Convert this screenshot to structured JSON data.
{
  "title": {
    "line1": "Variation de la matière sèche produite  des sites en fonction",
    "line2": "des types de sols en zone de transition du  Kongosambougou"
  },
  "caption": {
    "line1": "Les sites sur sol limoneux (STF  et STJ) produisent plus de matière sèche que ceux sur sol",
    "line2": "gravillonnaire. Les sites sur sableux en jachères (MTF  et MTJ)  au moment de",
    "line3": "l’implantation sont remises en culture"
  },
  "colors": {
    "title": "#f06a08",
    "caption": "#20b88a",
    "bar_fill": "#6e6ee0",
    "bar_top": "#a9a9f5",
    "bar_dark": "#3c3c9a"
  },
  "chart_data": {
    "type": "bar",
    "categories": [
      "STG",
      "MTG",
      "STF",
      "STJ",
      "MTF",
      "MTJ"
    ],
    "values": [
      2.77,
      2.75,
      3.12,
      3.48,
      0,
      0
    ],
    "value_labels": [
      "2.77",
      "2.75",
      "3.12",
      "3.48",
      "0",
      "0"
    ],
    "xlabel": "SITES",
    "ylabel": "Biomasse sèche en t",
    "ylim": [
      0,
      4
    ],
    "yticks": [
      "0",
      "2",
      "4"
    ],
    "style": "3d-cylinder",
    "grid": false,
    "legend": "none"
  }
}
□ □ □ □ □ □ □
● **Problem details**: Transcribe every entry exactly.

● **Answer for this exercise**:
Convert this screenshot to structured JSON data.
{
  "title": {
    "line1": "Variation de la matière sèche produite  des sites en fonction",
    "line2": "des types de sols en zone de transition du  Kongosambougou"
  },
  "caption": {
    "line1": "Les sites sur sol limoneux (STF  et STJ) produisent plus de matière sèche que ceux sur sol",
    "line2": "gravillonnaire. Les sites sur sableux en jachères (MTF  et MTJ)  au moment de",
    "line3": "l’implantation sont remises en culture"
  },
  "colors": {
    "title": "#f06a08",
    "caption": "#20b88a",
    "bar_fill": "#6e6ee0",
    "bar_top": "#a9a9f5",
    "bar_dark": "#3c3c9a"
  },
  "chart_data": {
    "type": "bar",
    "categories": [
      "STG",
      "MTG",
      "STF",
      "STJ",
      "MTF",
      "MTJ"
    ],
    "values": [
      2.77,
      2.75,
      3.12,
      3.48,
      0,
      0
    ],
    "value_labels": [
      "2.77",
      "2.75",
      "3.12",
      "3.48",
      "0",
      "0"
    ],
    "xlabel": "SITES",
    "ylabel": "Biomasse sèche en t",
    "ylim": [
      0,
      4
    ],
    "yticks": [
      "0",
      "2",
      "4"
    ],
    "style": "3d-cylinder",
    "grid": false,
    "legend": "none"
  }
}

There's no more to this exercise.